* _Task inputs_:
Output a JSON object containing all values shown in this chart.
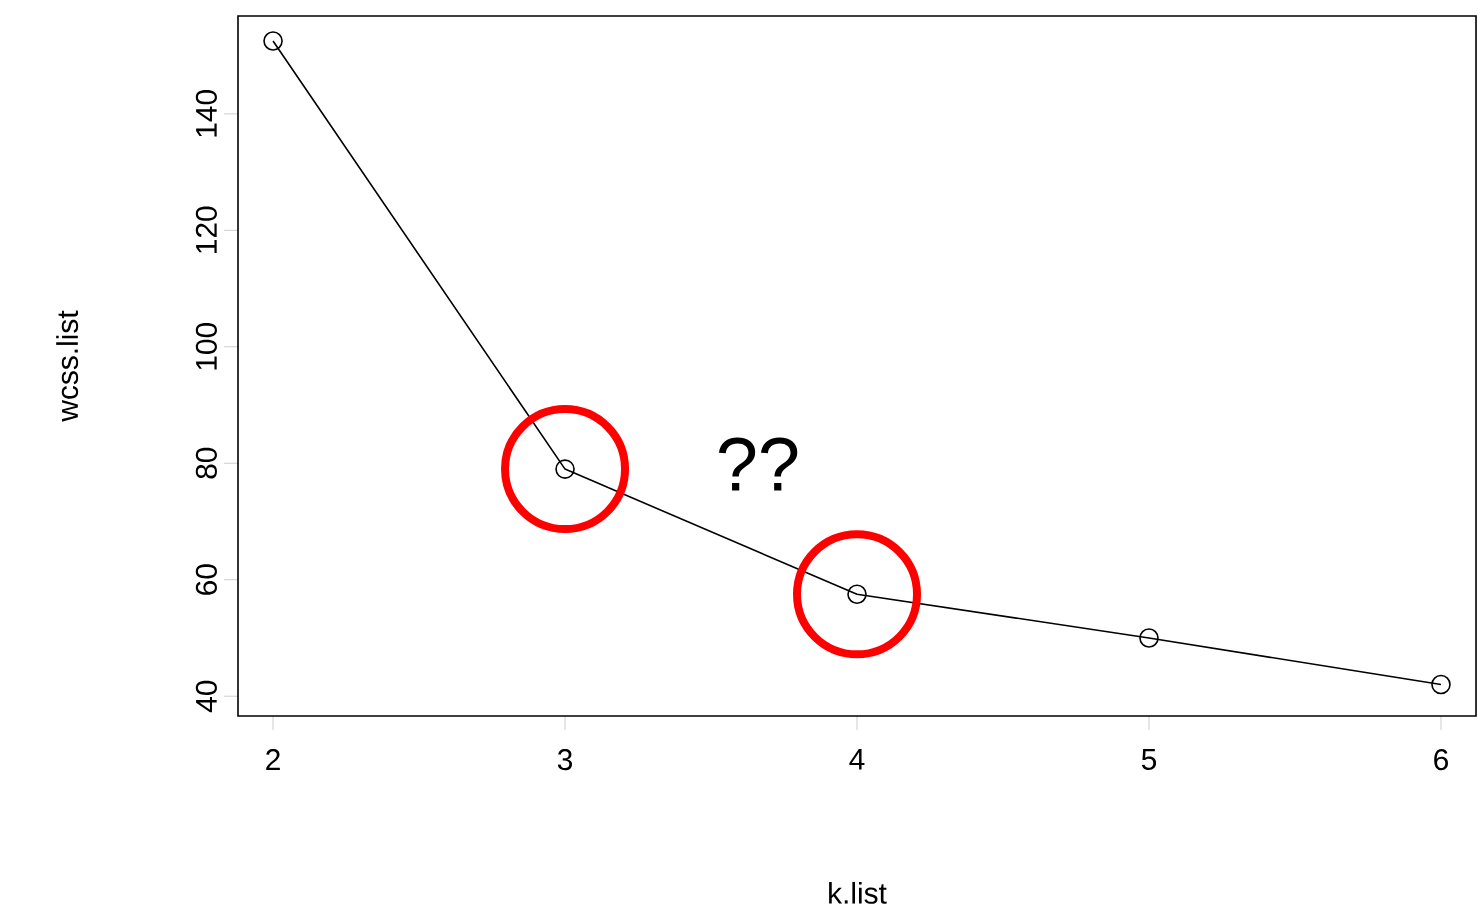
{
  "chart_data": {
    "type": "line",
    "xlabel": "k.list",
    "ylabel": "wcss.list",
    "x": [
      2,
      3,
      4,
      5,
      6
    ],
    "values": [
      152.5,
      79,
      57.5,
      50,
      42
    ],
    "color": "#000000",
    "marker": "circle",
    "line_style": "solid",
    "grid": false,
    "xlim": [
      1.88,
      6.12
    ],
    "ylim": [
      36.6,
      156.8
    ],
    "xticks": [
      2,
      3,
      4,
      5,
      6
    ],
    "yticks": [
      40,
      60,
      80,
      100,
      120,
      140
    ],
    "annotations": [
      "??"
    ]
  }
}
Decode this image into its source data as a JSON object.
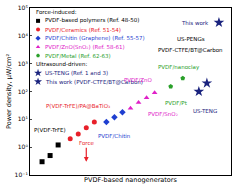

* _Short task_: Set down every record once more, word for word, without pictures.

* _Written answer_:
Output a JSON object containing all values shown in this chart.
{
  "chart_data": {
    "type": "line",
    "xlabel": "k.list",
    "ylabel": "wcss.list",
    "x": [
      2,
      3,
      4,
      5,
      6
    ],
    "values": [
      152.5,
      79,
      57.5,
      50,
      42
    ],
    "color": "#000000",
    "marker": "circle",
    "line_style": "solid",
    "grid": false,
    "xlim": [
      1.88,
      6.12
    ],
    "ylim": [
      36.6,
      156.8
    ],
    "xticks": [
      2,
      3,
      4,
      5,
      6
    ],
    "yticks": [
      40,
      60,
      80,
      100,
      120,
      140
    ],
    "annotations": [
      "??"
    ]
  }
}
Decode this image into its source data as a JSON object.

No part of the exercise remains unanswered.